Task objective:
Copy out all the lines exactly. Omit pictures.

Material provided:
□ □ □ □

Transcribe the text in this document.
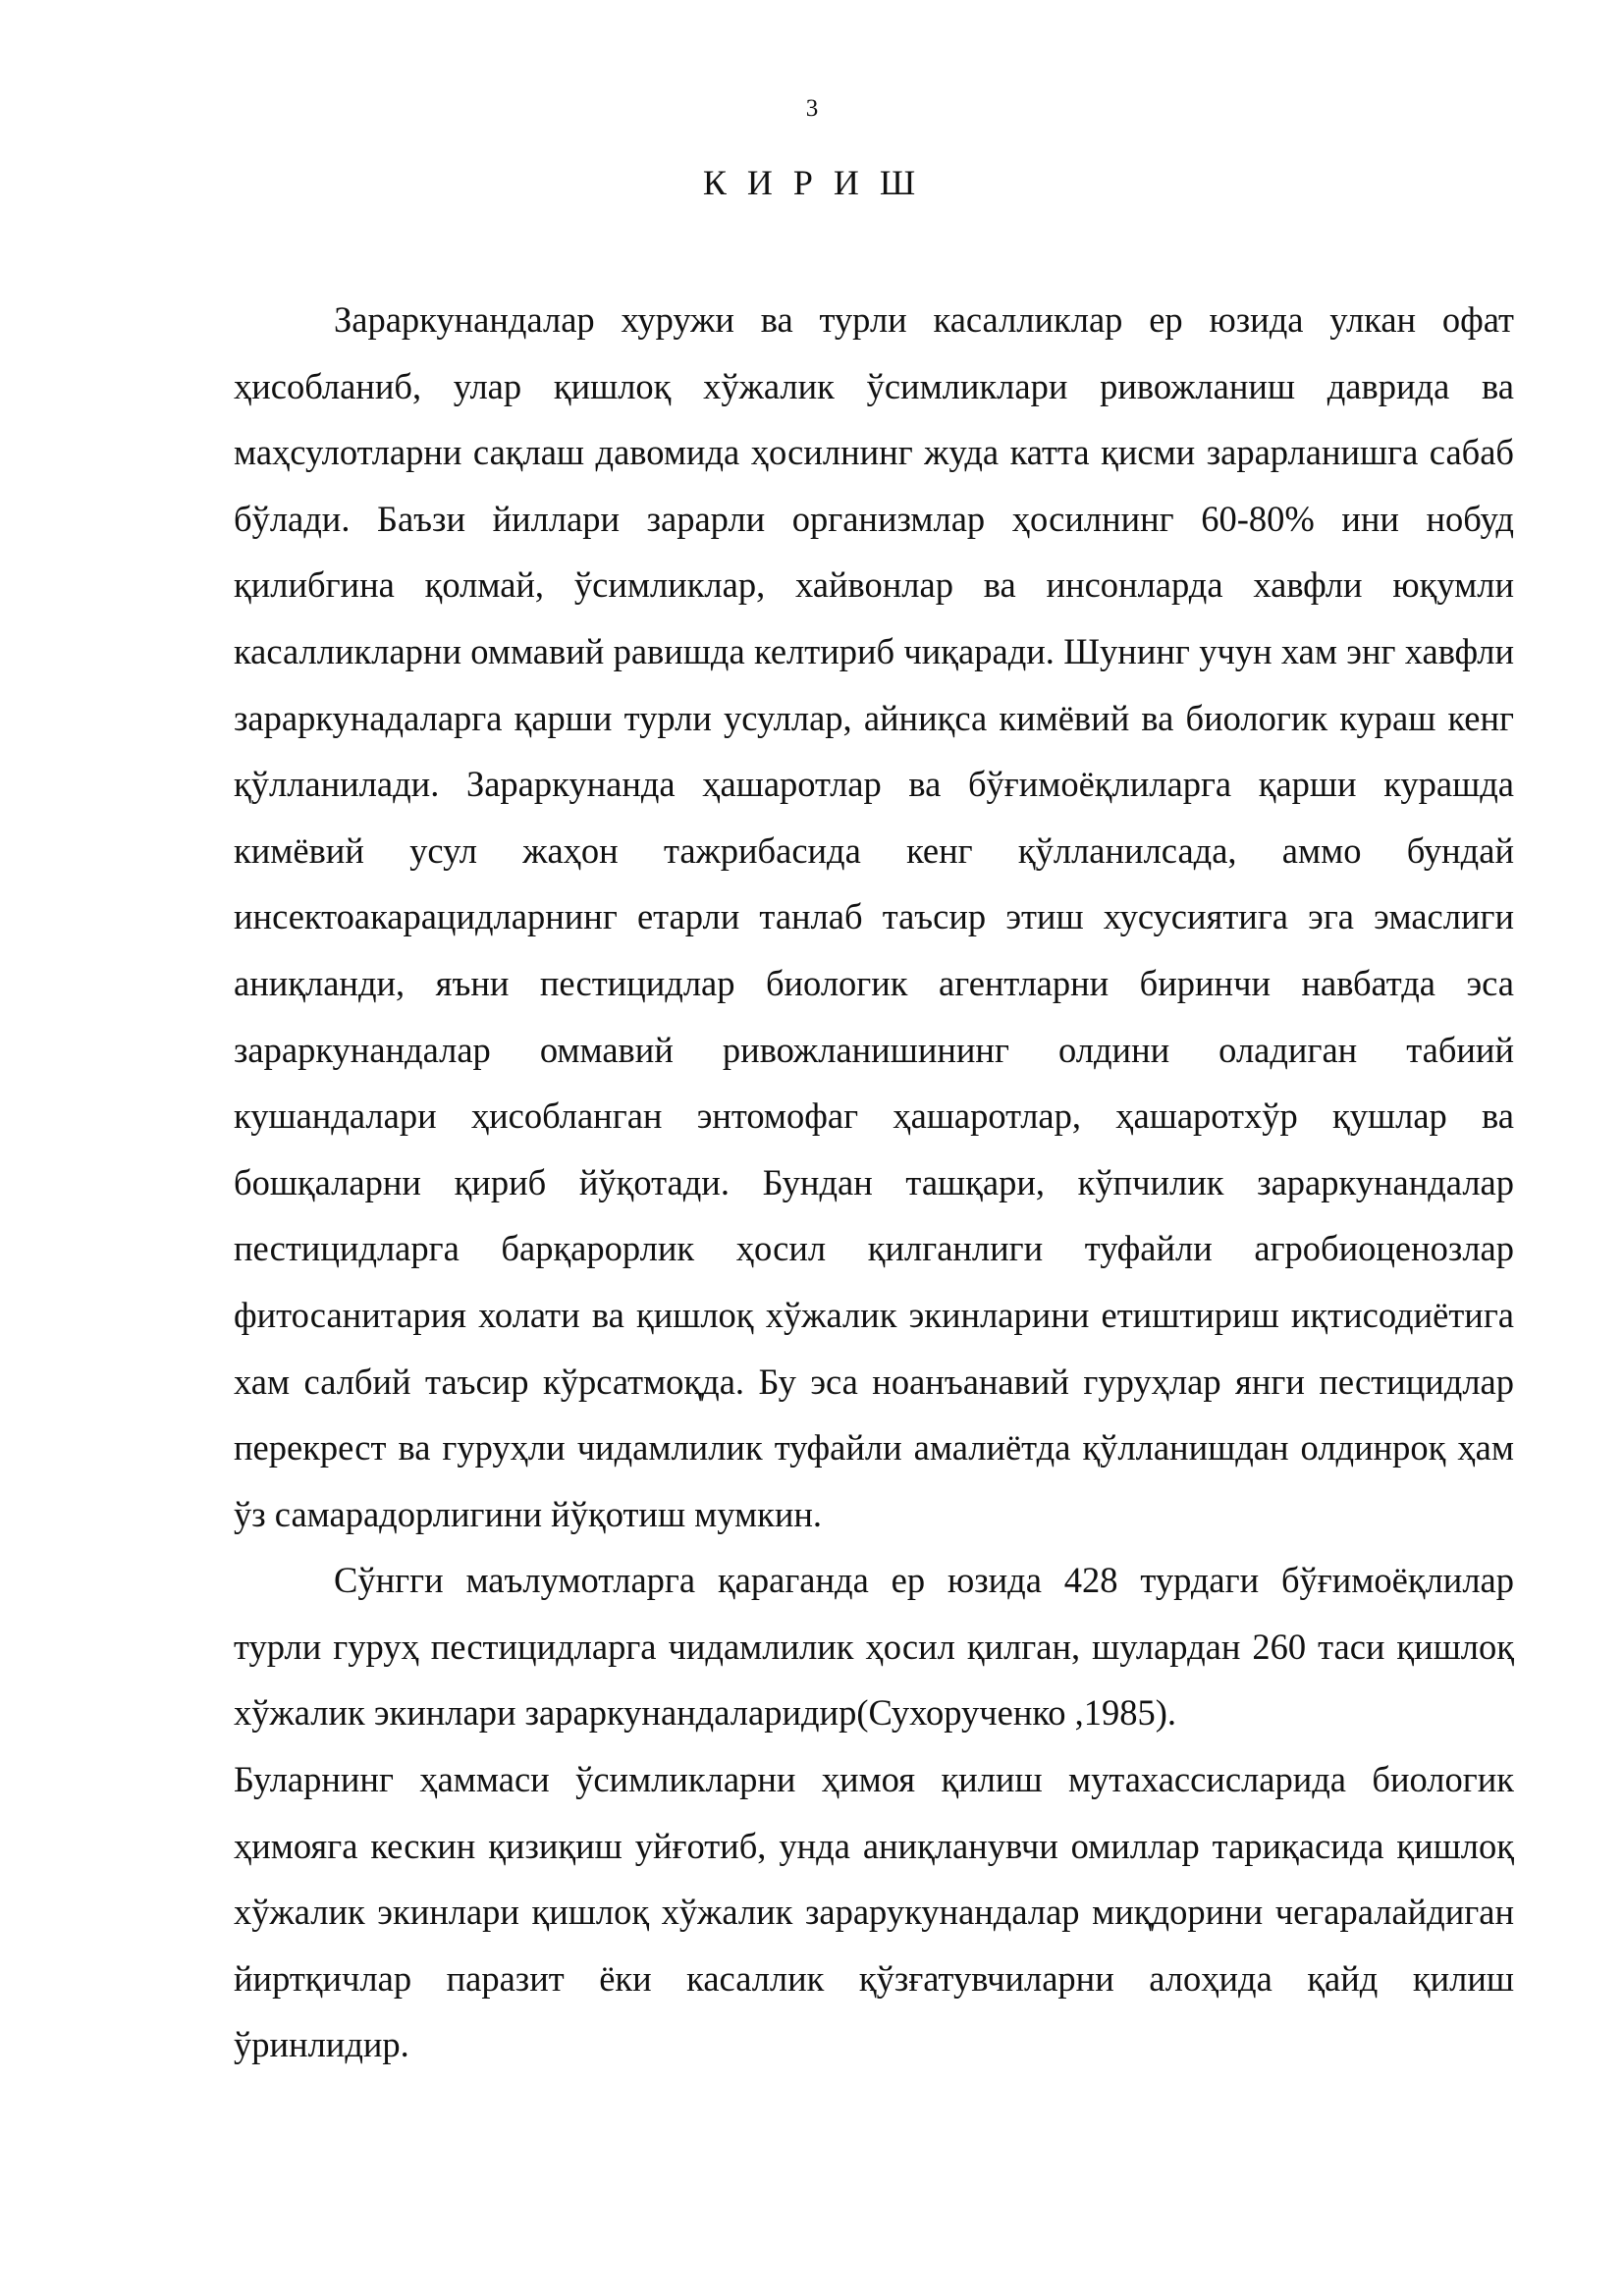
3
К И Р И Ш

Зараркунандалар хуружи ва турли касалликлар ер юзида улкан офат ҳисобланиб, улар қишлоқ хўжалик ўсимликлари ривожланиш даврида ва маҳсулотларни сақлаш давомида ҳосилнинг жуда катта қисми зарарланишга сабаб бўлади. Баъзи йиллари зарарли организмлар ҳосилнинг 60-80% ини нобуд қилибгина қолмай, ўсимликлар, хайвонлар ва инсонларда хавфли юқумли касалликларни оммавий равишда келтириб чиқаради. Шунинг учун хам энг хавфли зараркунадаларга қарши турли усуллар, айниқса кимёвий ва биологик кураш кенг қўлланилади. Зараркунанда ҳашаротлар ва бўғимоёқлиларга қарши курашда кимёвий усул жаҳон тажрибасида кенг қўлланилсада, аммо бундай инсектоакарацидларнинг етарли танлаб таъсир этиш хусусиятига эга эмаслиги аниқланди, яъни пестицидлар биологик агентларни биринчи навбатда эса зараркунандалар оммавий ривожланишининг олдини оладиган табиий кушандалари ҳисобланган энтомофаг ҳашаротлар, ҳашаротхўр қушлар ва бошқаларни қириб йўқотади. Бундан ташқари, кўпчилик зараркунандалар пестицидларга барқарорлик ҳосил қилганлиги туфайли агробиоценозлар фитосанитария холати ва қишлоқ хўжалик экинларини етиштириш иқтисодиётига хам салбий таъсир кўрсатмоқда. Бу эса ноанъанавий гуруҳлар янги пестицидлар перекрест ва гуруҳли чидамлилик туфайли амалиётда қўлланишдан олдинроқ ҳам ўз самарадорлигини йўқотиш мумкин.

Сўнгги маълумотларга қараганда ер юзида 428 турдаги бўғимоёқлилар турли гуруҳ пестицидларга чидамлилик ҳосил қилган, шулардан 260 таси қишлоқ хўжалик экинлари зараркунандаларидир(Сухорученко ,1985).

Буларнинг ҳаммаси ўсимликларни ҳимоя қилиш мутахассисларида биологик ҳимояга кескин қизиқиш уйғотиб, унда аниқланувчи омиллар тариқасида қишлоқ хўжалик экинлари қишлоқ хўжалик зарарукунандалар миқдорини чегаралайдиган йиртқичлар паразит ёки касаллик қўзғатувчиларни алоҳида қайд қилиш ўринлидир.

□ □ □ □

Full output:
Transcribe the text in this document.
3
К И Р И Ш

Зараркунандалар хуружи ва турли касалликлар ер юзида улкан офат ҳисобланиб, улар қишлоқ хўжалик ўсимликлари ривожланиш даврида ва маҳсулотларни сақлаш давомида ҳосилнинг жуда катта қисми зарарланишга сабаб бўлади. Баъзи йиллари зарарли организмлар ҳосилнинг 60-80% ини нобуд қилибгина қолмай, ўсимликлар, хайвонлар ва инсонларда хавфли юқумли касалликларни оммавий равишда келтириб чиқаради. Шунинг учун хам энг хавфли зараркунадаларга қарши турли усуллар, айниқса кимёвий ва биологик кураш кенг қўлланилади. Зараркунанда ҳашаротлар ва бўғимоёқлиларга қарши курашда кимёвий усул жаҳон тажрибасида кенг қўлланилсада, аммо бундай инсектоакарацидларнинг етарли танлаб таъсир этиш хусусиятига эга эмаслиги аниқланди, яъни пестицидлар биологик агентларни биринчи навбатда эса зараркунандалар оммавий ривожланишининг олдини оладиган табиий кушандалари ҳисобланган энтомофаг ҳашаротлар, ҳашаротхўр қушлар ва бошқаларни қириб йўқотади. Бундан ташқари, кўпчилик зараркунандалар пестицидларга барқарорлик ҳосил қилганлиги туфайли агробиоценозлар фитосанитария холати ва қишлоқ хўжалик экинларини етиштириш иқтисодиётига хам салбий таъсир кўрсатмоқда. Бу эса ноанъанавий гуруҳлар янги пестицидлар перекрест ва гуруҳли чидамлилик туфайли амалиётда қўлланишдан олдинроқ ҳам ўз самарадорлигини йўқотиш мумкин.

Сўнгги маълумотларга қараганда ер юзида 428 турдаги бўғимоёқлилар турли гуруҳ пестицидларга чидамлилик ҳосил қилган, шулардан 260 таси қишлоқ хўжалик экинлари зараркунандаларидир(Сухорученко ,1985).

Буларнинг ҳаммаси ўсимликларни ҳимоя қилиш мутахассисларида биологик ҳимояга кескин қизиқиш уйғотиб, унда аниқланувчи омиллар тариқасида қишлоқ хўжалик экинлари қишлоқ хўжалик зарарукунандалар миқдорини чегаралайдиган йиртқичлар паразит ёки касаллик қўзғатувчиларни алоҳида қайд қилиш ўринлидир.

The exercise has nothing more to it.